:: Objective ::
Every record that follows should be printed verbatim.

:: Material to process ::
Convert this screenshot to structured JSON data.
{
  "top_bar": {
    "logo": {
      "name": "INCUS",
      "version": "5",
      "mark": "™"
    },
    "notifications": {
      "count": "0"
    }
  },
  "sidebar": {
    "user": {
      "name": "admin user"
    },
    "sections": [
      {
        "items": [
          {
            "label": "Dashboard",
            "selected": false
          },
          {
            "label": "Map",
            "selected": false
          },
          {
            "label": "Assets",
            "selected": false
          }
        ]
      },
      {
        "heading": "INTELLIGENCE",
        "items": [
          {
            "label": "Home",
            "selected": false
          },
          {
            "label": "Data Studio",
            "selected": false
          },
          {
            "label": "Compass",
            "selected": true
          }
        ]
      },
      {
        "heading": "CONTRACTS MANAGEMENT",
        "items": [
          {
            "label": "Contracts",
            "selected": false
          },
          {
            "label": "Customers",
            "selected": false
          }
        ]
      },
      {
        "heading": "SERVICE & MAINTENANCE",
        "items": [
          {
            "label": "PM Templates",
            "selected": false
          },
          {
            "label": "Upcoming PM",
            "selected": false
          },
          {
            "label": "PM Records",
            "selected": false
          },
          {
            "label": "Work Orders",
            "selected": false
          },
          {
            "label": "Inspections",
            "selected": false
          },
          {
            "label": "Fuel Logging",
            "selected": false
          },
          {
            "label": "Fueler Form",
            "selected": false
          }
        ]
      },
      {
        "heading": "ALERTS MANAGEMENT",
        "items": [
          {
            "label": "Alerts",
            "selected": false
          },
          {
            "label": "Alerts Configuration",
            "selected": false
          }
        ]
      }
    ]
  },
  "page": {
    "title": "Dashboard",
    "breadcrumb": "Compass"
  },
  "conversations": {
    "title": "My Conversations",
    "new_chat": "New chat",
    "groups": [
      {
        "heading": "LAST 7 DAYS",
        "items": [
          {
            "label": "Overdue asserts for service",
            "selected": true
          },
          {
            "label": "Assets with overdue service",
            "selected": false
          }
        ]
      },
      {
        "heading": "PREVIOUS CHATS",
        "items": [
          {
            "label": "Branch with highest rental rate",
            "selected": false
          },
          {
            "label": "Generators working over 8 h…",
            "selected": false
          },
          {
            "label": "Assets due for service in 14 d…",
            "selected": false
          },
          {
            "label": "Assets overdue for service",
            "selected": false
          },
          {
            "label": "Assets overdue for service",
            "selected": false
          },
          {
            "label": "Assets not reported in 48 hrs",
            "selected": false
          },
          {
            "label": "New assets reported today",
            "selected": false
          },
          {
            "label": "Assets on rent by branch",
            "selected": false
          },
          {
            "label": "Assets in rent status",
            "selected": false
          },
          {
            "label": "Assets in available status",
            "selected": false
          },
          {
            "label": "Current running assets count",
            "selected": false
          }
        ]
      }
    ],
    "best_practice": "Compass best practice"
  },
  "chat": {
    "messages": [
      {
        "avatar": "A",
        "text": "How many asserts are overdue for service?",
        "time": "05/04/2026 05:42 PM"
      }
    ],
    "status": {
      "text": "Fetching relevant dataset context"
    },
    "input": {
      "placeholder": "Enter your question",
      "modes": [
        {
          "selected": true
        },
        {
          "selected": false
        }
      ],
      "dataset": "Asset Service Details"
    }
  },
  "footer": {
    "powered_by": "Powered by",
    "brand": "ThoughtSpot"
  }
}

:: Task response ::
Convert this screenshot to structured JSON data.
{
  "top_bar": {
    "logo": {
      "name": "INCUS",
      "version": "5",
      "mark": "™"
    },
    "notifications": {
      "count": "0"
    }
  },
  "sidebar": {
    "user": {
      "name": "admin user"
    },
    "sections": [
      {
        "items": [
          {
            "label": "Dashboard",
            "selected": false
          },
          {
            "label": "Map",
            "selected": false
          },
          {
            "label": "Assets",
            "selected": false
          }
        ]
      },
      {
        "heading": "INTELLIGENCE",
        "items": [
          {
            "label": "Home",
            "selected": false
          },
          {
            "label": "Data Studio",
            "selected": false
          },
          {
            "label": "Compass",
            "selected": true
          }
        ]
      },
      {
        "heading": "CONTRACTS MANAGEMENT",
        "items": [
          {
            "label": "Contracts",
            "selected": false
          },
          {
            "label": "Customers",
            "selected": false
          }
        ]
      },
      {
        "heading": "SERVICE & MAINTENANCE",
        "items": [
          {
            "label": "PM Templates",
            "selected": false
          },
          {
            "label": "Upcoming PM",
            "selected": false
          },
          {
            "label": "PM Records",
            "selected": false
          },
          {
            "label": "Work Orders",
            "selected": false
          },
          {
            "label": "Inspections",
            "selected": false
          },
          {
            "label": "Fuel Logging",
            "selected": false
          },
          {
            "label": "Fueler Form",
            "selected": false
          }
        ]
      },
      {
        "heading": "ALERTS MANAGEMENT",
        "items": [
          {
            "label": "Alerts",
            "selected": false
          },
          {
            "label": "Alerts Configuration",
            "selected": false
          }
        ]
      }
    ]
  },
  "page": {
    "title": "Dashboard",
    "breadcrumb": "Compass"
  },
  "conversations": {
    "title": "My Conversations",
    "new_chat": "New chat",
    "groups": [
      {
        "heading": "LAST 7 DAYS",
        "items": [
          {
            "label": "Overdue asserts for service",
            "selected": true
          },
          {
            "label": "Assets with overdue service",
            "selected": false
          }
        ]
      },
      {
        "heading": "PREVIOUS CHATS",
        "items": [
          {
            "label": "Branch with highest rental rate",
            "selected": false
          },
          {
            "label": "Generators working over 8 h…",
            "selected": false
          },
          {
            "label": "Assets due for service in 14 d…",
            "selected": false
          },
          {
            "label": "Assets overdue for service",
            "selected": false
          },
          {
            "label": "Assets overdue for service",
            "selected": false
          },
          {
            "label": "Assets not reported in 48 hrs",
            "selected": false
          },
          {
            "label": "New assets reported today",
            "selected": false
          },
          {
            "label": "Assets on rent by branch",
            "selected": false
          },
          {
            "label": "Assets in rent status",
            "selected": false
          },
          {
            "label": "Assets in available status",
            "selected": false
          },
          {
            "label": "Current running assets count",
            "selected": false
          }
        ]
      }
    ],
    "best_practice": "Compass best practice"
  },
  "chat": {
    "messages": [
      {
        "avatar": "A",
        "text": "How many asserts are overdue for service?",
        "time": "05/04/2026 05:42 PM"
      }
    ],
    "status": {
      "text": "Fetching relevant dataset context"
    },
    "input": {
      "placeholder": "Enter your question",
      "modes": [
        {
          "selected": true
        },
        {
          "selected": false
        }
      ],
      "dataset": "Asset Service Details"
    }
  },
  "footer": {
    "powered_by": "Powered by",
    "brand": "ThoughtSpot"
  }
}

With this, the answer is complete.